Reproduce the listing below in full and without alteration, apart from its pictures.
>> begin AVAILABLE RECORDS
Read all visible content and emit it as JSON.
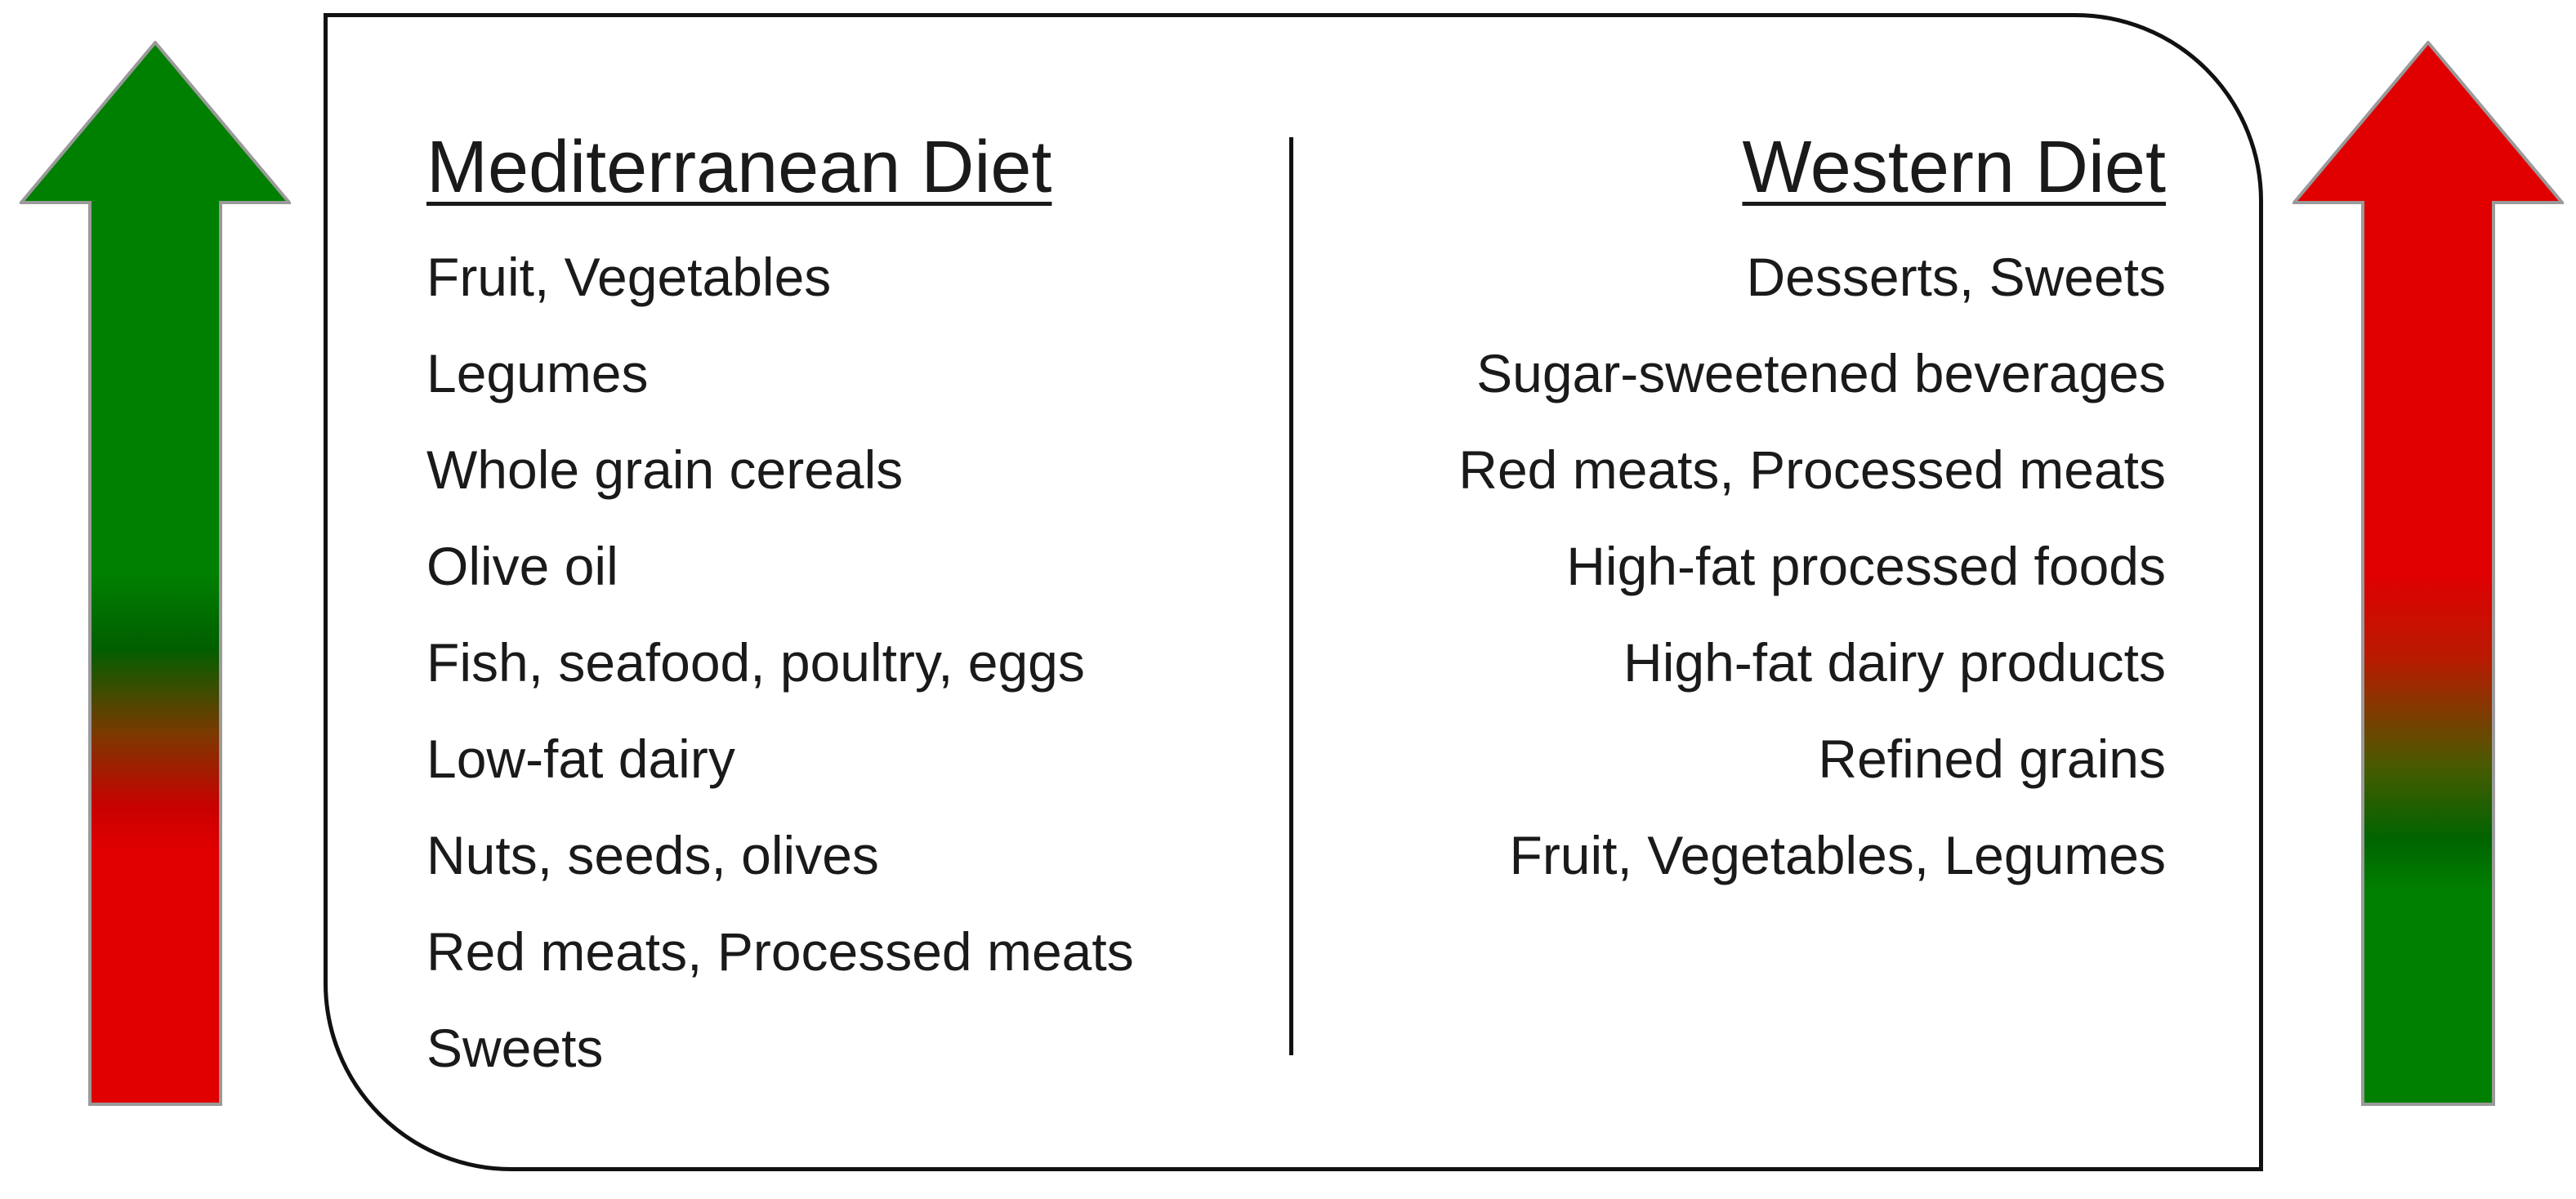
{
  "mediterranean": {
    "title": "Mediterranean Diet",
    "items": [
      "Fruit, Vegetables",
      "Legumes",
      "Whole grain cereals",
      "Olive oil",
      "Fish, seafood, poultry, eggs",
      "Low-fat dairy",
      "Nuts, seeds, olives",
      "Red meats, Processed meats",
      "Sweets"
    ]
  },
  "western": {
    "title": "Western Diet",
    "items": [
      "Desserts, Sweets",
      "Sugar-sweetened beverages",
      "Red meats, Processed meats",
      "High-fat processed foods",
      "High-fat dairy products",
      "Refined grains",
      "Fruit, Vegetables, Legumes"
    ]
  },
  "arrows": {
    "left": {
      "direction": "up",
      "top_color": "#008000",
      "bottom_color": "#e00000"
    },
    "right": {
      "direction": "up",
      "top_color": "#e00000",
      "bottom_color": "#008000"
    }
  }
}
>> end AVAILABLE RECORDS
[EXERCISE SOLUTION]
Read all visible content and emit it as JSON.
{
  "mediterranean": {
    "title": "Mediterranean Diet",
    "items": [
      "Fruit, Vegetables",
      "Legumes",
      "Whole grain cereals",
      "Olive oil",
      "Fish, seafood, poultry, eggs",
      "Low-fat dairy",
      "Nuts, seeds, olives",
      "Red meats, Processed meats",
      "Sweets"
    ]
  },
  "western": {
    "title": "Western Diet",
    "items": [
      "Desserts, Sweets",
      "Sugar-sweetened beverages",
      "Red meats, Processed meats",
      "High-fat processed foods",
      "High-fat dairy products",
      "Refined grains",
      "Fruit, Vegetables, Legumes"
    ]
  },
  "arrows": {
    "left": {
      "direction": "up",
      "top_color": "#008000",
      "bottom_color": "#e00000"
    },
    "right": {
      "direction": "up",
      "top_color": "#e00000",
      "bottom_color": "#008000"
    }
  }
}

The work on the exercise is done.